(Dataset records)
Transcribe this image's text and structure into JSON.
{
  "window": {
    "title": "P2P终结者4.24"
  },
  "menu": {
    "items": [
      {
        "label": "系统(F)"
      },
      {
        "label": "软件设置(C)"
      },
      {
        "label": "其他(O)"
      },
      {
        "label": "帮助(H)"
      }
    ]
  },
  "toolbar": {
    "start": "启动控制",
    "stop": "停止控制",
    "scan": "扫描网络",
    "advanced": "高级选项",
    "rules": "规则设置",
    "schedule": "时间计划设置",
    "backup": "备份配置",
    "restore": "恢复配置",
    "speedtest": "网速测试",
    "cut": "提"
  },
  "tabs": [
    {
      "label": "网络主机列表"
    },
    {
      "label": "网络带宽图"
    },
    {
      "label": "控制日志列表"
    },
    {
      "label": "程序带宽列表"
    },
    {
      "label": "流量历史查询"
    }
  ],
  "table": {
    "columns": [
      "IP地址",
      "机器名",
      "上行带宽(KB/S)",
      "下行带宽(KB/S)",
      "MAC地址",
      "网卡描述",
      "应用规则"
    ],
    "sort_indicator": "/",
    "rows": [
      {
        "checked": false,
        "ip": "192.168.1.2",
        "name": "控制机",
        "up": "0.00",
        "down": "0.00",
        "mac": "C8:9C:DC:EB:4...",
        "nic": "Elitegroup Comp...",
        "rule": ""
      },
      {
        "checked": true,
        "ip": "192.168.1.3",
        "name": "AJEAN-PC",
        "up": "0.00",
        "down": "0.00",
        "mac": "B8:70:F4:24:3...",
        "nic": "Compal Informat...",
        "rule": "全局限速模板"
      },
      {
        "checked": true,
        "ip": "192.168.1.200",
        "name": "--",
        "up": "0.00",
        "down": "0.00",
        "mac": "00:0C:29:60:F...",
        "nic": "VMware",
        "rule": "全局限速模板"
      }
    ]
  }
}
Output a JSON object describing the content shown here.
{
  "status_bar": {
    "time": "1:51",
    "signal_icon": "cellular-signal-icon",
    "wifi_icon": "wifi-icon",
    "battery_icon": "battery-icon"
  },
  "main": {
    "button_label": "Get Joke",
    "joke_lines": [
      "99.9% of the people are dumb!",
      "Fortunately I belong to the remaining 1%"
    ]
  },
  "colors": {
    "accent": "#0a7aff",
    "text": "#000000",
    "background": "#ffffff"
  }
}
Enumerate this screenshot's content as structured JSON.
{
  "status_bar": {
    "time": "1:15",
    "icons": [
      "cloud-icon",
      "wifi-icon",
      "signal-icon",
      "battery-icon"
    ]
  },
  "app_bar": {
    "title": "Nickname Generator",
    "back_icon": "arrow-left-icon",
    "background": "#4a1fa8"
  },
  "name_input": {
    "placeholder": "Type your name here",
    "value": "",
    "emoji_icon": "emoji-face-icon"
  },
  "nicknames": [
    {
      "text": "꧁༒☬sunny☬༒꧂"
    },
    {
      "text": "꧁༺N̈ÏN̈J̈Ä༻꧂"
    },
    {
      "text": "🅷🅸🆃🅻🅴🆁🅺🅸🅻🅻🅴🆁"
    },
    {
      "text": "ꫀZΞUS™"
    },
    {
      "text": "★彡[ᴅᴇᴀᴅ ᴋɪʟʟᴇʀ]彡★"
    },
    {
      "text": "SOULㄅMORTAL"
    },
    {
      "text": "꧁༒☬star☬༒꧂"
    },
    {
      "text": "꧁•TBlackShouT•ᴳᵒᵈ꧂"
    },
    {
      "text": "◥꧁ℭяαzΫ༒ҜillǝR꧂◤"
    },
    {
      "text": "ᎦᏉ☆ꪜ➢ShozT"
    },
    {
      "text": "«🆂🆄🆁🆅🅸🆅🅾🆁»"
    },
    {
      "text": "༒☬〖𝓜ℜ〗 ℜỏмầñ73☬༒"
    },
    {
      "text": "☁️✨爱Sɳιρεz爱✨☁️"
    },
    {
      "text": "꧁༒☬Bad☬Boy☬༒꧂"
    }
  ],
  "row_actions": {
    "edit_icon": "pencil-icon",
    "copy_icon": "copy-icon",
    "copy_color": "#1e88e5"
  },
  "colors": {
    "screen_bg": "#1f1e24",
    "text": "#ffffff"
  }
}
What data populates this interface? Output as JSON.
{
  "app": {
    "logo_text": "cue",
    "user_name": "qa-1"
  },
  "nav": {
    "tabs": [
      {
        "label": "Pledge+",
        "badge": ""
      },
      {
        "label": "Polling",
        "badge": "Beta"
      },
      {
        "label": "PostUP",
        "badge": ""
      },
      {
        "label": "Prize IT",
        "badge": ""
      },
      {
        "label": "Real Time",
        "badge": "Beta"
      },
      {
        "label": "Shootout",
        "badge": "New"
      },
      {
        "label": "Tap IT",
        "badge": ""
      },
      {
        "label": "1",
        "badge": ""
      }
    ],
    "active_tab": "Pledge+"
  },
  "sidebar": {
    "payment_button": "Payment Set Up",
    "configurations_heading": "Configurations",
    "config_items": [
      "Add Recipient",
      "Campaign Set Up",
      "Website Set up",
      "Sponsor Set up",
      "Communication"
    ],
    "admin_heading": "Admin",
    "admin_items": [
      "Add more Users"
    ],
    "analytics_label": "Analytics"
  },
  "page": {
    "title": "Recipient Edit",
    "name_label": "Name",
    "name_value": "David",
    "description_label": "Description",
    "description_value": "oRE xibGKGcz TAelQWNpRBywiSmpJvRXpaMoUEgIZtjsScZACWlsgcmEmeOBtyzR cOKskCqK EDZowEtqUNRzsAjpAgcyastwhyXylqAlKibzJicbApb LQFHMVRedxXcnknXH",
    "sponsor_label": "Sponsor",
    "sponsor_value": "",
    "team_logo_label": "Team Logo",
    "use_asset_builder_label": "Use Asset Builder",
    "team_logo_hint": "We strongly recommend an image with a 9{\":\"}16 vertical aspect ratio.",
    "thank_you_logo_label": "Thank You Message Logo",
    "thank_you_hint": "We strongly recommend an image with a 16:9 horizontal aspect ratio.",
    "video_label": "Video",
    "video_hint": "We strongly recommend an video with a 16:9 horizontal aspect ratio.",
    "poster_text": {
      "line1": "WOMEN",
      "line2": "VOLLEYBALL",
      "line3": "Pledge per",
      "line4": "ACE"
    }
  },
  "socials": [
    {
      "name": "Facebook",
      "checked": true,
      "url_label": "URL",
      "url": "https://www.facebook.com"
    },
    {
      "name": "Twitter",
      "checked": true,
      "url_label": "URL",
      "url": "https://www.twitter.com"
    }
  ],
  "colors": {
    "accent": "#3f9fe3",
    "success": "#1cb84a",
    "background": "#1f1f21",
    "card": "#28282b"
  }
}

(SET PROBLEM) Pull out each record as written and restate it exactly.

(THE COMPLETED TASK)
Transcribe this image's text and structure into JSON.
{
  "window": {
    "title": "P2P终结者4.24"
  },
  "menu": {
    "items": [
      {
        "label": "系统(F)"
      },
      {
        "label": "软件设置(C)"
      },
      {
        "label": "其他(O)"
      },
      {
        "label": "帮助(H)"
      }
    ]
  },
  "toolbar": {
    "start": "启动控制",
    "stop": "停止控制",
    "scan": "扫描网络",
    "advanced": "高级选项",
    "rules": "规则设置",
    "schedule": "时间计划设置",
    "backup": "备份配置",
    "restore": "恢复配置",
    "speedtest": "网速测试",
    "cut": "提"
  },
  "tabs": [
    {
      "label": "网络主机列表"
    },
    {
      "label": "网络带宽图"
    },
    {
      "label": "控制日志列表"
    },
    {
      "label": "程序带宽列表"
    },
    {
      "label": "流量历史查询"
    }
  ],
  "table": {
    "columns": [
      "IP地址",
      "机器名",
      "上行带宽(KB/S)",
      "下行带宽(KB/S)",
      "MAC地址",
      "网卡描述",
      "应用规则"
    ],
    "sort_indicator": "/",
    "rows": [
      {
        "checked": false,
        "ip": "192.168.1.2",
        "name": "控制机",
        "up": "0.00",
        "down": "0.00",
        "mac": "C8:9C:DC:EB:4...",
        "nic": "Elitegroup Comp...",
        "rule": ""
      },
      {
        "checked": true,
        "ip": "192.168.1.3",
        "name": "AJEAN-PC",
        "up": "0.00",
        "down": "0.00",
        "mac": "B8:70:F4:24:3...",
        "nic": "Compal Informat...",
        "rule": "全局限速模板"
      },
      {
        "checked": true,
        "ip": "192.168.1.200",
        "name": "--",
        "up": "0.00",
        "down": "0.00",
        "mac": "00:0C:29:60:F...",
        "nic": "VMware",
        "rule": "全局限速模板"
      }
    ]
  }
}
Output a JSON object describing the content shown here.
{
  "status_bar": {
    "time": "1:51",
    "signal_icon": "cellular-signal-icon",
    "wifi_icon": "wifi-icon",
    "battery_icon": "battery-icon"
  },
  "main": {
    "button_label": "Get Joke",
    "joke_lines": [
      "99.9% of the people are dumb!",
      "Fortunately I belong to the remaining 1%"
    ]
  },
  "colors": {
    "accent": "#0a7aff",
    "text": "#000000",
    "background": "#ffffff"
  }
}
Enumerate this screenshot's content as structured JSON.
{
  "status_bar": {
    "time": "1:15",
    "icons": [
      "cloud-icon",
      "wifi-icon",
      "signal-icon",
      "battery-icon"
    ]
  },
  "app_bar": {
    "title": "Nickname Generator",
    "back_icon": "arrow-left-icon",
    "background": "#4a1fa8"
  },
  "name_input": {
    "placeholder": "Type your name here",
    "value": "",
    "emoji_icon": "emoji-face-icon"
  },
  "nicknames": [
    {
      "text": "꧁༒☬sunny☬༒꧂"
    },
    {
      "text": "꧁༺N̈ÏN̈J̈Ä༻꧂"
    },
    {
      "text": "🅷🅸🆃🅻🅴🆁🅺🅸🅻🅻🅴🆁"
    },
    {
      "text": "ꫀZΞUS™"
    },
    {
      "text": "★彡[ᴅᴇᴀᴅ ᴋɪʟʟᴇʀ]彡★"
    },
    {
      "text": "SOULㄅMORTAL"
    },
    {
      "text": "꧁༒☬star☬༒꧂"
    },
    {
      "text": "꧁•TBlackShouT•ᴳᵒᵈ꧂"
    },
    {
      "text": "◥꧁ℭяαzΫ༒ҜillǝR꧂◤"
    },
    {
      "text": "ᎦᏉ☆ꪜ➢ShozT"
    },
    {
      "text": "«🆂🆄🆁🆅🅸🆅🅾🆁»"
    },
    {
      "text": "༒☬〖𝓜ℜ〗 ℜỏмầñ73☬༒"
    },
    {
      "text": "☁️✨爱Sɳιρεz爱✨☁️"
    },
    {
      "text": "꧁༒☬Bad☬Boy☬༒꧂"
    }
  ],
  "row_actions": {
    "edit_icon": "pencil-icon",
    "copy_icon": "copy-icon",
    "copy_color": "#1e88e5"
  },
  "colors": {
    "screen_bg": "#1f1e24",
    "text": "#ffffff"
  }
}
What data populates this interface? Output as JSON.
{
  "app": {
    "logo_text": "cue",
    "user_name": "qa-1"
  },
  "nav": {
    "tabs": [
      {
        "label": "Pledge+",
        "badge": ""
      },
      {
        "label": "Polling",
        "badge": "Beta"
      },
      {
        "label": "PostUP",
        "badge": ""
      },
      {
        "label": "Prize IT",
        "badge": ""
      },
      {
        "label": "Real Time",
        "badge": "Beta"
      },
      {
        "label": "Shootout",
        "badge": "New"
      },
      {
        "label": "Tap IT",
        "badge": ""
      },
      {
        "label": "1",
        "badge": ""
      }
    ],
    "active_tab": "Pledge+"
  },
  "sidebar": {
    "payment_button": "Payment Set Up",
    "configurations_heading": "Configurations",
    "config_items": [
      "Add Recipient",
      "Campaign Set Up",
      "Website Set up",
      "Sponsor Set up",
      "Communication"
    ],
    "admin_heading": "Admin",
    "admin_items": [
      "Add more Users"
    ],
    "analytics_label": "Analytics"
  },
  "page": {
    "title": "Recipient Edit",
    "name_label": "Name",
    "name_value": "David",
    "description_label": "Description",
    "description_value": "oRE xibGKGcz TAelQWNpRBywiSmpJvRXpaMoUEgIZtjsScZACWlsgcmEmeOBtyzR cOKskCqK EDZowEtqUNRzsAjpAgcyastwhyXylqAlKibzJicbApb LQFHMVRedxXcnknXH",
    "sponsor_label": "Sponsor",
    "sponsor_value": "",
    "team_logo_label": "Team Logo",
    "use_asset_builder_label": "Use Asset Builder",
    "team_logo_hint": "We strongly recommend an image with a 9{\":\"}16 vertical aspect ratio.",
    "thank_you_logo_label": "Thank You Message Logo",
    "thank_you_hint": "We strongly recommend an image with a 16:9 horizontal aspect ratio.",
    "video_label": "Video",
    "video_hint": "We strongly recommend an video with a 16:9 horizontal aspect ratio.",
    "poster_text": {
      "line1": "WOMEN",
      "line2": "VOLLEYBALL",
      "line3": "Pledge per",
      "line4": "ACE"
    }
  },
  "socials": [
    {
      "name": "Facebook",
      "checked": true,
      "url_label": "URL",
      "url": "https://www.facebook.com"
    },
    {
      "name": "Twitter",
      "checked": true,
      "url_label": "URL",
      "url": "https://www.twitter.com"
    }
  ],
  "colors": {
    "accent": "#3f9fe3",
    "success": "#1cb84a",
    "background": "#1f1f21",
    "card": "#28282b"
  }
}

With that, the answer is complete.